- [Exercise goal]: Write out every entry word for word.

*****

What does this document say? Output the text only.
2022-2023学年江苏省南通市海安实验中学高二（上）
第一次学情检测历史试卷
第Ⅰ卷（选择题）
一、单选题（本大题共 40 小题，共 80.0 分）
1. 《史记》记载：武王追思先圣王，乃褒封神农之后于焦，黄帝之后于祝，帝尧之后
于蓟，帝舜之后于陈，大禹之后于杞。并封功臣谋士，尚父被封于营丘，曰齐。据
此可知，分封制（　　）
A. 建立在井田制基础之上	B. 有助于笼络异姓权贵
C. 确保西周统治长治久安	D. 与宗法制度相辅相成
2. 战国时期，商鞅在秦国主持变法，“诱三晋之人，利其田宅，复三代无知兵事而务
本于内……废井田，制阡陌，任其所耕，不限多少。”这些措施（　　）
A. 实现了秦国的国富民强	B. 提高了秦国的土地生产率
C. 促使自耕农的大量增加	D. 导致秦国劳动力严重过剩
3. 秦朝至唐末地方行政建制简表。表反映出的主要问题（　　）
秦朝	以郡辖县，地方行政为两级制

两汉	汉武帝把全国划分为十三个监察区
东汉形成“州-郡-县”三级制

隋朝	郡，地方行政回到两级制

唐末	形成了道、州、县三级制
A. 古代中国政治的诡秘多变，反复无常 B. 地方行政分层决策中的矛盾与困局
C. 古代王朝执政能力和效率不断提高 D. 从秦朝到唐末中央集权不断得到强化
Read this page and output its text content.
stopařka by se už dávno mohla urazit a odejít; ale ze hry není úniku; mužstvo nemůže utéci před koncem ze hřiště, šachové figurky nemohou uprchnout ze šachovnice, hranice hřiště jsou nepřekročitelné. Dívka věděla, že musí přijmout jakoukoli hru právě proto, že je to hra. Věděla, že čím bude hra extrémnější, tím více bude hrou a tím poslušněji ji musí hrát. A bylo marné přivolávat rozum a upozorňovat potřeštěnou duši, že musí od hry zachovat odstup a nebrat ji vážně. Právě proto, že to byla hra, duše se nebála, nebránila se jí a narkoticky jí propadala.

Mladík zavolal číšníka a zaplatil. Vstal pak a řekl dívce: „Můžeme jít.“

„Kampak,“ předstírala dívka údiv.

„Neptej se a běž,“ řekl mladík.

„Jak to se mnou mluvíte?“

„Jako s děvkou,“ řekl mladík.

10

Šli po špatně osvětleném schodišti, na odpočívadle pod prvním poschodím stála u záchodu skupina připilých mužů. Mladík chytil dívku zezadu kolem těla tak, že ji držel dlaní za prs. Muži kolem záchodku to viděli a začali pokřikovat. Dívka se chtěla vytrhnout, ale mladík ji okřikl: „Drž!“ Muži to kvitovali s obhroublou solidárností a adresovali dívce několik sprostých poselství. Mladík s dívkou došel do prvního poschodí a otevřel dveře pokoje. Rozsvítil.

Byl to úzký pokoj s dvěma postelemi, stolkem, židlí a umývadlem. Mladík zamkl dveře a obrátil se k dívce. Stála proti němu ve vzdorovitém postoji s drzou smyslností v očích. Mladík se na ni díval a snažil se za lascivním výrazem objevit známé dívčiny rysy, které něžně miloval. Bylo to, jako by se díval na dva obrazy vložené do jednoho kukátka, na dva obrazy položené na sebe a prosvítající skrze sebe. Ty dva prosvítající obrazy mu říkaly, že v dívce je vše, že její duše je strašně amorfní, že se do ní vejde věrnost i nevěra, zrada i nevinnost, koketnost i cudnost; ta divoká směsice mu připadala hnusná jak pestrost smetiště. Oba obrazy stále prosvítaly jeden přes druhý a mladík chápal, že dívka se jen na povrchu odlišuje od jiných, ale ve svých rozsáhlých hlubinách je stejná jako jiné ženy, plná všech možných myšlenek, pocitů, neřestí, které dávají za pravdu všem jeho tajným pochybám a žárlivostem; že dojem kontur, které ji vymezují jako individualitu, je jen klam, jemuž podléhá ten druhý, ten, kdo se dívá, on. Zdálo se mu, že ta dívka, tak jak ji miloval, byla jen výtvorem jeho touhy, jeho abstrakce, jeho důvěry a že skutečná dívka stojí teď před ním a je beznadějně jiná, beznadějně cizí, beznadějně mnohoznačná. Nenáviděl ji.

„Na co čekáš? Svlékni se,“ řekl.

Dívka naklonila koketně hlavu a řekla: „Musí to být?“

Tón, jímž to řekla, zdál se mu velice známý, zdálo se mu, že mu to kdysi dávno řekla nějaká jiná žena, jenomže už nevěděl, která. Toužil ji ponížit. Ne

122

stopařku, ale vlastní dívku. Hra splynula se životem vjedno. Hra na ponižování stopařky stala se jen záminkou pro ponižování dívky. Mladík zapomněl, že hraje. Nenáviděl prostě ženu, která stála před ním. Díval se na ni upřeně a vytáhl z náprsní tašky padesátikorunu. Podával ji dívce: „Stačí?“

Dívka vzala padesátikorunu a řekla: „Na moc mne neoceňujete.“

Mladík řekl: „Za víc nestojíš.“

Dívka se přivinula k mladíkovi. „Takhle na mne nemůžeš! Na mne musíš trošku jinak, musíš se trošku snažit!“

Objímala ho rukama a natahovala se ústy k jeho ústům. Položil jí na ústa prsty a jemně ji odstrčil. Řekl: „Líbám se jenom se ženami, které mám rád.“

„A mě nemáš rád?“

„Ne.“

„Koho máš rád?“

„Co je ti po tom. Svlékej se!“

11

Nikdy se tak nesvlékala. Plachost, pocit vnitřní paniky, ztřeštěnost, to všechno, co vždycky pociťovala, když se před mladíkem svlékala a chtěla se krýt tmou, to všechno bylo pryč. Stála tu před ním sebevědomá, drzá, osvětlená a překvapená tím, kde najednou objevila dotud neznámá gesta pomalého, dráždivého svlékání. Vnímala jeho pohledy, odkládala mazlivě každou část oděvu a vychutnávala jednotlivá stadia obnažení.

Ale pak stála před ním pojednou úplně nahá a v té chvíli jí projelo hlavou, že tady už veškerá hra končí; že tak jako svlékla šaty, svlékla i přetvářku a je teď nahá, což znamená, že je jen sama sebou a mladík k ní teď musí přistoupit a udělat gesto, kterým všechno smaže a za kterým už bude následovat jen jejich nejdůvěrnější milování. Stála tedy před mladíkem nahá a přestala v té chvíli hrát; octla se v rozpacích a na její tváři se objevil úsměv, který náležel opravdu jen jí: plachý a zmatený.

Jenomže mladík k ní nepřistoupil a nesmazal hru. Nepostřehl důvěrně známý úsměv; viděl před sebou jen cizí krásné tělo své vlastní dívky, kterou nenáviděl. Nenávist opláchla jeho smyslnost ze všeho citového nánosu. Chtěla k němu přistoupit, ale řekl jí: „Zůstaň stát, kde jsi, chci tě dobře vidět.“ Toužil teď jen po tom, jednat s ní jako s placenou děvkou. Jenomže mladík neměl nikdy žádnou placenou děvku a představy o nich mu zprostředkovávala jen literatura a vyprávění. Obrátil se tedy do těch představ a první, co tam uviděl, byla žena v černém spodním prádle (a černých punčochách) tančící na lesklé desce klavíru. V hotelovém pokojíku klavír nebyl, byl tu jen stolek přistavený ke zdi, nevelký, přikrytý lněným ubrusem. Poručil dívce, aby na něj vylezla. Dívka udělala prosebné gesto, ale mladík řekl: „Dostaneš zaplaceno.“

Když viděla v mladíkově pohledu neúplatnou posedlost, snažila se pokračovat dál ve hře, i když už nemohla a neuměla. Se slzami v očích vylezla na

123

*****

- [The output]:
What does this document say? Output the text only.
2022-2023学年江苏省南通市海安实验中学高二（上）
第一次学情检测历史试卷
第Ⅰ卷（选择题）
一、单选题（本大题共 40 小题，共 80.0 分）
1. 《史记》记载：武王追思先圣王，乃褒封神农之后于焦，黄帝之后于祝，帝尧之后
于蓟，帝舜之后于陈，大禹之后于杞。并封功臣谋士，尚父被封于营丘，曰齐。据
此可知，分封制（　　）
A. 建立在井田制基础之上	B. 有助于笼络异姓权贵
C. 确保西周统治长治久安	D. 与宗法制度相辅相成
2. 战国时期，商鞅在秦国主持变法，“诱三晋之人，利其田宅，复三代无知兵事而务
本于内……废井田，制阡陌，任其所耕，不限多少。”这些措施（　　）
A. 实现了秦国的国富民强	B. 提高了秦国的土地生产率
C. 促使自耕农的大量增加	D. 导致秦国劳动力严重过剩
3. 秦朝至唐末地方行政建制简表。表反映出的主要问题（　　）
秦朝	以郡辖县，地方行政为两级制

两汉	汉武帝把全国划分为十三个监察区
东汉形成“州-郡-县”三级制

隋朝	郡，地方行政回到两级制

唐末	形成了道、州、县三级制
A. 古代中国政治的诡秘多变，反复无常 B. 地方行政分层决策中的矛盾与困局
C. 古代王朝执政能力和效率不断提高 D. 从秦朝到唐末中央集权不断得到强化
Read this page and output its text content.
stopařka by se už dávno mohla urazit a odejít; ale ze hry není úniku; mužstvo nemůže utéci před koncem ze hřiště, šachové figurky nemohou uprchnout ze šachovnice, hranice hřiště jsou nepřekročitelné. Dívka věděla, že musí přijmout jakoukoli hru právě proto, že je to hra. Věděla, že čím bude hra extrémnější, tím více bude hrou a tím poslušněji ji musí hrát. A bylo marné přivolávat rozum a upozorňovat potřeštěnou duši, že musí od hry zachovat odstup a nebrat ji vážně. Právě proto, že to byla hra, duše se nebála, nebránila se jí a narkoticky jí propadala.

Mladík zavolal číšníka a zaplatil. Vstal pak a řekl dívce: „Můžeme jít.“

„Kampak,“ předstírala dívka údiv.

„Neptej se a běž,“ řekl mladík.

„Jak to se mnou mluvíte?“

„Jako s děvkou,“ řekl mladík.

10

Šli po špatně osvětleném schodišti, na odpočívadle pod prvním poschodím stála u záchodu skupina připilých mužů. Mladík chytil dívku zezadu kolem těla tak, že ji držel dlaní za prs. Muži kolem záchodku to viděli a začali pokřikovat. Dívka se chtěla vytrhnout, ale mladík ji okřikl: „Drž!“ Muži to kvitovali s obhroublou solidárností a adresovali dívce několik sprostých poselství. Mladík s dívkou došel do prvního poschodí a otevřel dveře pokoje. Rozsvítil.

Byl to úzký pokoj s dvěma postelemi, stolkem, židlí a umývadlem. Mladík zamkl dveře a obrátil se k dívce. Stála proti němu ve vzdorovitém postoji s drzou smyslností v očích. Mladík se na ni díval a snažil se za lascivním výrazem objevit známé dívčiny rysy, které něžně miloval. Bylo to, jako by se díval na dva obrazy vložené do jednoho kukátka, na dva obrazy položené na sebe a prosvítající skrze sebe. Ty dva prosvítající obrazy mu říkaly, že v dívce je vše, že její duše je strašně amorfní, že se do ní vejde věrnost i nevěra, zrada i nevinnost, koketnost i cudnost; ta divoká směsice mu připadala hnusná jak pestrost smetiště. Oba obrazy stále prosvítaly jeden přes druhý a mladík chápal, že dívka se jen na povrchu odlišuje od jiných, ale ve svých rozsáhlých hlubinách je stejná jako jiné ženy, plná všech možných myšlenek, pocitů, neřestí, které dávají za pravdu všem jeho tajným pochybám a žárlivostem; že dojem kontur, které ji vymezují jako individualitu, je jen klam, jemuž podléhá ten druhý, ten, kdo se dívá, on. Zdálo se mu, že ta dívka, tak jak ji miloval, byla jen výtvorem jeho touhy, jeho abstrakce, jeho důvěry a že skutečná dívka stojí teď před ním a je beznadějně jiná, beznadějně cizí, beznadějně mnohoznačná. Nenáviděl ji.

„Na co čekáš? Svlékni se,“ řekl.

Dívka naklonila koketně hlavu a řekla: „Musí to být?“

Tón, jímž to řekla, zdál se mu velice známý, zdálo se mu, že mu to kdysi dávno řekla nějaká jiná žena, jenomže už nevěděl, která. Toužil ji ponížit. Ne

122

stopařku, ale vlastní dívku. Hra splynula se životem vjedno. Hra na ponižování stopařky stala se jen záminkou pro ponižování dívky. Mladík zapomněl, že hraje. Nenáviděl prostě ženu, která stála před ním. Díval se na ni upřeně a vytáhl z náprsní tašky padesátikorunu. Podával ji dívce: „Stačí?“

Dívka vzala padesátikorunu a řekla: „Na moc mne neoceňujete.“

Mladík řekl: „Za víc nestojíš.“

Dívka se přivinula k mladíkovi. „Takhle na mne nemůžeš! Na mne musíš trošku jinak, musíš se trošku snažit!“

Objímala ho rukama a natahovala se ústy k jeho ústům. Položil jí na ústa prsty a jemně ji odstrčil. Řekl: „Líbám se jenom se ženami, které mám rád.“

„A mě nemáš rád?“

„Ne.“

„Koho máš rád?“

„Co je ti po tom. Svlékej se!“

11

Nikdy se tak nesvlékala. Plachost, pocit vnitřní paniky, ztřeštěnost, to všechno, co vždycky pociťovala, když se před mladíkem svlékala a chtěla se krýt tmou, to všechno bylo pryč. Stála tu před ním sebevědomá, drzá, osvětlená a překvapená tím, kde najednou objevila dotud neznámá gesta pomalého, dráždivého svlékání. Vnímala jeho pohledy, odkládala mazlivě každou část oděvu a vychutnávala jednotlivá stadia obnažení.

Ale pak stála před ním pojednou úplně nahá a v té chvíli jí projelo hlavou, že tady už veškerá hra končí; že tak jako svlékla šaty, svlékla i přetvářku a je teď nahá, což znamená, že je jen sama sebou a mladík k ní teď musí přistoupit a udělat gesto, kterým všechno smaže a za kterým už bude následovat jen jejich nejdůvěrnější milování. Stála tedy před mladíkem nahá a přestala v té chvíli hrát; octla se v rozpacích a na její tváři se objevil úsměv, který náležel opravdu jen jí: plachý a zmatený.

Jenomže mladík k ní nepřistoupil a nesmazal hru. Nepostřehl důvěrně známý úsměv; viděl před sebou jen cizí krásné tělo své vlastní dívky, kterou nenáviděl. Nenávist opláchla jeho smyslnost ze všeho citového nánosu. Chtěla k němu přistoupit, ale řekl jí: „Zůstaň stát, kde jsi, chci tě dobře vidět.“ Toužil teď jen po tom, jednat s ní jako s placenou děvkou. Jenomže mladík neměl nikdy žádnou placenou děvku a představy o nich mu zprostředkovávala jen literatura a vyprávění. Obrátil se tedy do těch představ a první, co tam uviděl, byla žena v černém spodním prádle (a černých punčochách) tančící na lesklé desce klavíru. V hotelovém pokojíku klavír nebyl, byl tu jen stolek přistavený ke zdi, nevelký, přikrytý lněným ubrusem. Poručil dívce, aby na něj vylezla. Dívka udělala prosebné gesto, ale mladík řekl: „Dostaneš zaplaceno.“

Když viděla v mladíkově pohledu neúplatnou posedlost, snažila se pokračovat dál ve hře, i když už nemohla a neuměla. Se slzami v očích vylezla na

123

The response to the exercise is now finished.